— YOUR TASK —
Word for word, transcribe all the entries shown below.

(Entries from a page text dataset)
****************
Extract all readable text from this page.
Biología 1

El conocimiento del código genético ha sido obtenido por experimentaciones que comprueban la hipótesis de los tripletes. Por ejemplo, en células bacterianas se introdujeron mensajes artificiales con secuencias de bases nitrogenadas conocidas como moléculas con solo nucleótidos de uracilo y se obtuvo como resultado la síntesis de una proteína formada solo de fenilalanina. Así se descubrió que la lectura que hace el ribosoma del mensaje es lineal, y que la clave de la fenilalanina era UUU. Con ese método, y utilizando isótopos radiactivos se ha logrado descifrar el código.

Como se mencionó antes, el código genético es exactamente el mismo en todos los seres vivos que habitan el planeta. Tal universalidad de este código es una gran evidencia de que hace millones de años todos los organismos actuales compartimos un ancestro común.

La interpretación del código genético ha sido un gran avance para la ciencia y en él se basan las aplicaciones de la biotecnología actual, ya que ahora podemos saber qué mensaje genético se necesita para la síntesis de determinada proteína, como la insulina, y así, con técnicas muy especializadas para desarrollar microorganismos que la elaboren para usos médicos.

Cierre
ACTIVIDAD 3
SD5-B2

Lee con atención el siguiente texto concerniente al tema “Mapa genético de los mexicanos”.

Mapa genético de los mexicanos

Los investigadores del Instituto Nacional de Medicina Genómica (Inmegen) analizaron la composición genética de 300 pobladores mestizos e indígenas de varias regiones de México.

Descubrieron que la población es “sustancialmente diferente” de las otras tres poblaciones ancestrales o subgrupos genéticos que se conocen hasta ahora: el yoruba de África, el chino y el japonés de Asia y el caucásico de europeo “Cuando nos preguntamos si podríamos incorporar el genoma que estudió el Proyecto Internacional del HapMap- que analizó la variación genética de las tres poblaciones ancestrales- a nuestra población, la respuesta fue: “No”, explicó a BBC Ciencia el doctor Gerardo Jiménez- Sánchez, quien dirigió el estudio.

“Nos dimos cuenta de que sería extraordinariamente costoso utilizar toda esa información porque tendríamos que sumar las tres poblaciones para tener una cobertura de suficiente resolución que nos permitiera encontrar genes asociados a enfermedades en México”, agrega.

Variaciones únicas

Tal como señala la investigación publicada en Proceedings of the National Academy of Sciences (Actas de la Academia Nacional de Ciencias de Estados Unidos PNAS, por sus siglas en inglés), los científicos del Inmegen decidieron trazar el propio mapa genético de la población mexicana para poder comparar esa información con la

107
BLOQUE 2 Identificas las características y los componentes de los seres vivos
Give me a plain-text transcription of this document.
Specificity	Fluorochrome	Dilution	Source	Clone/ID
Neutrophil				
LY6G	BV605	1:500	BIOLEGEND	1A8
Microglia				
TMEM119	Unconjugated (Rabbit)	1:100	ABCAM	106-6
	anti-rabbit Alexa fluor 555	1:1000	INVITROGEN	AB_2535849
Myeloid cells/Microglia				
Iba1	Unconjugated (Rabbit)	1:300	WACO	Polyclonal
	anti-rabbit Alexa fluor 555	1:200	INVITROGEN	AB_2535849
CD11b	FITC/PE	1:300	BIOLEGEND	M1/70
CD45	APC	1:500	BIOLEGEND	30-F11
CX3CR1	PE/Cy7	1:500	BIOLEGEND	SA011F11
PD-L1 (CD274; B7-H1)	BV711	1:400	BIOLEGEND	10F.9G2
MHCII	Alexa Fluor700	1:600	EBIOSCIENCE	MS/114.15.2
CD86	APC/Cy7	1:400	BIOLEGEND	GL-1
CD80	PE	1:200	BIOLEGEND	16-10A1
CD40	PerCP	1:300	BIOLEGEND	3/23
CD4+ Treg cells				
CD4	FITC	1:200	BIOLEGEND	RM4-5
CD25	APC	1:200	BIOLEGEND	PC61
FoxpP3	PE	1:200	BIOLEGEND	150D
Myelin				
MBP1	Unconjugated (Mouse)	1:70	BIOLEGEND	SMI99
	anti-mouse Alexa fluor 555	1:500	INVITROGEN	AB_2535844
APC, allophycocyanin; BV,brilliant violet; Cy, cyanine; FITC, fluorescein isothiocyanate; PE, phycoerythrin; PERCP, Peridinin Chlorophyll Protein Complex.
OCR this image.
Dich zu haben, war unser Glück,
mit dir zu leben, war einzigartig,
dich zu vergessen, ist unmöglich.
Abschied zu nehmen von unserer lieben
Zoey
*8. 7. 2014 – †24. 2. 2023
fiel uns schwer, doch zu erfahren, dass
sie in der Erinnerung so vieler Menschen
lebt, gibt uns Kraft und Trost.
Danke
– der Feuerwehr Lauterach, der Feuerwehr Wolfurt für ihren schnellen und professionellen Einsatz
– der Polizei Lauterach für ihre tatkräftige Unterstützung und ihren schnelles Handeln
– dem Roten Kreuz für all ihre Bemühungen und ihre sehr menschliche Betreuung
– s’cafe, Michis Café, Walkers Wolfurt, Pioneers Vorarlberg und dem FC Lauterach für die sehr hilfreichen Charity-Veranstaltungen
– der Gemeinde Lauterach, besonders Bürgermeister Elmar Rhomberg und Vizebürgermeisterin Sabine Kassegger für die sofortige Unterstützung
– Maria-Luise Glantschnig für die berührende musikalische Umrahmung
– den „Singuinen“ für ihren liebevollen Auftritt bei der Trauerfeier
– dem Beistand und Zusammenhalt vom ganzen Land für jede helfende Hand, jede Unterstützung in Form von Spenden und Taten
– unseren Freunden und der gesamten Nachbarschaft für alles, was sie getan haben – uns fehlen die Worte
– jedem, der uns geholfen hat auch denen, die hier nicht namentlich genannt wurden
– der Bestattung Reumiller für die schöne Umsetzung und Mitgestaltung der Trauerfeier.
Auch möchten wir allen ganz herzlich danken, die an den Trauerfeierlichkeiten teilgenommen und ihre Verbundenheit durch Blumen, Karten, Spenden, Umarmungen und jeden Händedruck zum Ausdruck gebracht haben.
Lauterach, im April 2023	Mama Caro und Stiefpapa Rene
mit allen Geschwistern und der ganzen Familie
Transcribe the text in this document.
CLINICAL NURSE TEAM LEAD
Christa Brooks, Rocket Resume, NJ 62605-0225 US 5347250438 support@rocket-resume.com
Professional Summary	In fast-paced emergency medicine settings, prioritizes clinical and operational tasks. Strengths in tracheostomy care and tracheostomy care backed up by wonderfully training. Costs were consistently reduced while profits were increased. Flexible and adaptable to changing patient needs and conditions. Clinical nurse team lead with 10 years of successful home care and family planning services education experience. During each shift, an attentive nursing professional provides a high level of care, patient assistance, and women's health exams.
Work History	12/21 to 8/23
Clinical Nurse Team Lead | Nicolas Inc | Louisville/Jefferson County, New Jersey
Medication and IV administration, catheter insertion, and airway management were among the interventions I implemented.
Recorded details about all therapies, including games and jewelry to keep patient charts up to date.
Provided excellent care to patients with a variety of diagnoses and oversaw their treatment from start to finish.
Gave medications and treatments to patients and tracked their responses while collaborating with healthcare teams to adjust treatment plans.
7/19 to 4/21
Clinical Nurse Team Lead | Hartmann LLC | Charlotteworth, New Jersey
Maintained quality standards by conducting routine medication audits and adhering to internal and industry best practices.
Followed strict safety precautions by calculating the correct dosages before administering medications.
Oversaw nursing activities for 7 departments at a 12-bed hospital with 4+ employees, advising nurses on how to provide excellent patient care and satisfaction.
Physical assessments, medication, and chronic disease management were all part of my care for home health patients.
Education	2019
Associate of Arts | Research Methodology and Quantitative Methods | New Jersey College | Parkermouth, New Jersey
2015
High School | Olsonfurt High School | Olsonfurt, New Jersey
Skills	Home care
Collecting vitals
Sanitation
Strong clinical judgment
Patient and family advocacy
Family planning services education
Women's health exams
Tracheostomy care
****************
— RESPONSE TO THIS TASK —
Extract all readable text from this page.
Biología 1

El conocimiento del código genético ha sido obtenido por experimentaciones que comprueban la hipótesis de los tripletes. Por ejemplo, en células bacterianas se introdujeron mensajes artificiales con secuencias de bases nitrogenadas conocidas como moléculas con solo nucleótidos de uracilo y se obtuvo como resultado la síntesis de una proteína formada solo de fenilalanina. Así se descubrió que la lectura que hace el ribosoma del mensaje es lineal, y que la clave de la fenilalanina era UUU. Con ese método, y utilizando isótopos radiactivos se ha logrado descifrar el código.

Como se mencionó antes, el código genético es exactamente el mismo en todos los seres vivos que habitan el planeta. Tal universalidad de este código es una gran evidencia de que hace millones de años todos los organismos actuales compartimos un ancestro común.

La interpretación del código genético ha sido un gran avance para la ciencia y en él se basan las aplicaciones de la biotecnología actual, ya que ahora podemos saber qué mensaje genético se necesita para la síntesis de determinada proteína, como la insulina, y así, con técnicas muy especializadas para desarrollar microorganismos que la elaboren para usos médicos.

Cierre
ACTIVIDAD 3
SD5-B2

Lee con atención el siguiente texto concerniente al tema “Mapa genético de los mexicanos”.

Mapa genético de los mexicanos

Los investigadores del Instituto Nacional de Medicina Genómica (Inmegen) analizaron la composición genética de 300 pobladores mestizos e indígenas de varias regiones de México.

Descubrieron que la población es “sustancialmente diferente” de las otras tres poblaciones ancestrales o subgrupos genéticos que se conocen hasta ahora: el yoruba de África, el chino y el japonés de Asia y el caucásico de europeo “Cuando nos preguntamos si podríamos incorporar el genoma que estudió el Proyecto Internacional del HapMap- que analizó la variación genética de las tres poblaciones ancestrales- a nuestra población, la respuesta fue: “No”, explicó a BBC Ciencia el doctor Gerardo Jiménez- Sánchez, quien dirigió el estudio.

“Nos dimos cuenta de que sería extraordinariamente costoso utilizar toda esa información porque tendríamos que sumar las tres poblaciones para tener una cobertura de suficiente resolución que nos permitiera encontrar genes asociados a enfermedades en México”, agrega.

Variaciones únicas

Tal como señala la investigación publicada en Proceedings of the National Academy of Sciences (Actas de la Academia Nacional de Ciencias de Estados Unidos PNAS, por sus siglas en inglés), los científicos del Inmegen decidieron trazar el propio mapa genético de la población mexicana para poder comparar esa información con la

107
BLOQUE 2 Identificas las características y los componentes de los seres vivos
Give me a plain-text transcription of this document.
Specificity	Fluorochrome	Dilution	Source	Clone/ID
Neutrophil				
LY6G	BV605	1:500	BIOLEGEND	1A8
Microglia				
TMEM119	Unconjugated (Rabbit)	1:100	ABCAM	106-6
	anti-rabbit Alexa fluor 555	1:1000	INVITROGEN	AB_2535849
Myeloid cells/Microglia				
Iba1	Unconjugated (Rabbit)	1:300	WACO	Polyclonal
	anti-rabbit Alexa fluor 555	1:200	INVITROGEN	AB_2535849
CD11b	FITC/PE	1:300	BIOLEGEND	M1/70
CD45	APC	1:500	BIOLEGEND	30-F11
CX3CR1	PE/Cy7	1:500	BIOLEGEND	SA011F11
PD-L1 (CD274; B7-H1)	BV711	1:400	BIOLEGEND	10F.9G2
MHCII	Alexa Fluor700	1:600	EBIOSCIENCE	MS/114.15.2
CD86	APC/Cy7	1:400	BIOLEGEND	GL-1
CD80	PE	1:200	BIOLEGEND	16-10A1
CD40	PerCP	1:300	BIOLEGEND	3/23
CD4+ Treg cells				
CD4	FITC	1:200	BIOLEGEND	RM4-5
CD25	APC	1:200	BIOLEGEND	PC61
FoxpP3	PE	1:200	BIOLEGEND	150D
Myelin				
MBP1	Unconjugated (Mouse)	1:70	BIOLEGEND	SMI99
	anti-mouse Alexa fluor 555	1:500	INVITROGEN	AB_2535844
APC, allophycocyanin; BV,brilliant violet; Cy, cyanine; FITC, fluorescein isothiocyanate; PE, phycoerythrin; PERCP, Peridinin Chlorophyll Protein Complex.
OCR this image.
Dich zu haben, war unser Glück,
mit dir zu leben, war einzigartig,
dich zu vergessen, ist unmöglich.
Abschied zu nehmen von unserer lieben
Zoey
*8. 7. 2014 – †24. 2. 2023
fiel uns schwer, doch zu erfahren, dass
sie in der Erinnerung so vieler Menschen
lebt, gibt uns Kraft und Trost.
Danke
– der Feuerwehr Lauterach, der Feuerwehr Wolfurt für ihren schnellen und professionellen Einsatz
– der Polizei Lauterach für ihre tatkräftige Unterstützung und ihren schnelles Handeln
– dem Roten Kreuz für all ihre Bemühungen und ihre sehr menschliche Betreuung
– s’cafe, Michis Café, Walkers Wolfurt, Pioneers Vorarlberg und dem FC Lauterach für die sehr hilfreichen Charity-Veranstaltungen
– der Gemeinde Lauterach, besonders Bürgermeister Elmar Rhomberg und Vizebürgermeisterin Sabine Kassegger für die sofortige Unterstützung
– Maria-Luise Glantschnig für die berührende musikalische Umrahmung
– den „Singuinen“ für ihren liebevollen Auftritt bei der Trauerfeier
– dem Beistand und Zusammenhalt vom ganzen Land für jede helfende Hand, jede Unterstützung in Form von Spenden und Taten
– unseren Freunden und der gesamten Nachbarschaft für alles, was sie getan haben – uns fehlen die Worte
– jedem, der uns geholfen hat auch denen, die hier nicht namentlich genannt wurden
– der Bestattung Reumiller für die schöne Umsetzung und Mitgestaltung der Trauerfeier.
Auch möchten wir allen ganz herzlich danken, die an den Trauerfeierlichkeiten teilgenommen und ihre Verbundenheit durch Blumen, Karten, Spenden, Umarmungen und jeden Händedruck zum Ausdruck gebracht haben.
Lauterach, im April 2023	Mama Caro und Stiefpapa Rene
mit allen Geschwistern und der ganzen Familie
Transcribe the text in this document.
CLINICAL NURSE TEAM LEAD
Christa Brooks, Rocket Resume, NJ 62605-0225 US 5347250438 support@rocket-resume.com
Professional Summary	In fast-paced emergency medicine settings, prioritizes clinical and operational tasks. Strengths in tracheostomy care and tracheostomy care backed up by wonderfully training. Costs were consistently reduced while profits were increased. Flexible and adaptable to changing patient needs and conditions. Clinical nurse team lead with 10 years of successful home care and family planning services education experience. During each shift, an attentive nursing professional provides a high level of care, patient assistance, and women's health exams.
Work History	12/21 to 8/23
Clinical Nurse Team Lead | Nicolas Inc | Louisville/Jefferson County, New Jersey
Medication and IV administration, catheter insertion, and airway management were among the interventions I implemented.
Recorded details about all therapies, including games and jewelry to keep patient charts up to date.
Provided excellent care to patients with a variety of diagnoses and oversaw their treatment from start to finish.
Gave medications and treatments to patients and tracked their responses while collaborating with healthcare teams to adjust treatment plans.
7/19 to 4/21
Clinical Nurse Team Lead | Hartmann LLC | Charlotteworth, New Jersey
Maintained quality standards by conducting routine medication audits and adhering to internal and industry best practices.
Followed strict safety precautions by calculating the correct dosages before administering medications.
Oversaw nursing activities for 7 departments at a 12-bed hospital with 4+ employees, advising nurses on how to provide excellent patient care and satisfaction.
Physical assessments, medication, and chronic disease management were all part of my care for home health patients.
Education	2019
Associate of Arts | Research Methodology and Quantitative Methods | New Jersey College | Parkermouth, New Jersey
2015
High School | Olsonfurt High School | Olsonfurt, New Jersey
Skills	Home care
Collecting vitals
Sanitation
Strong clinical judgment
Patient and family advocacy
Family planning services education
Women's health exams
Tracheostomy care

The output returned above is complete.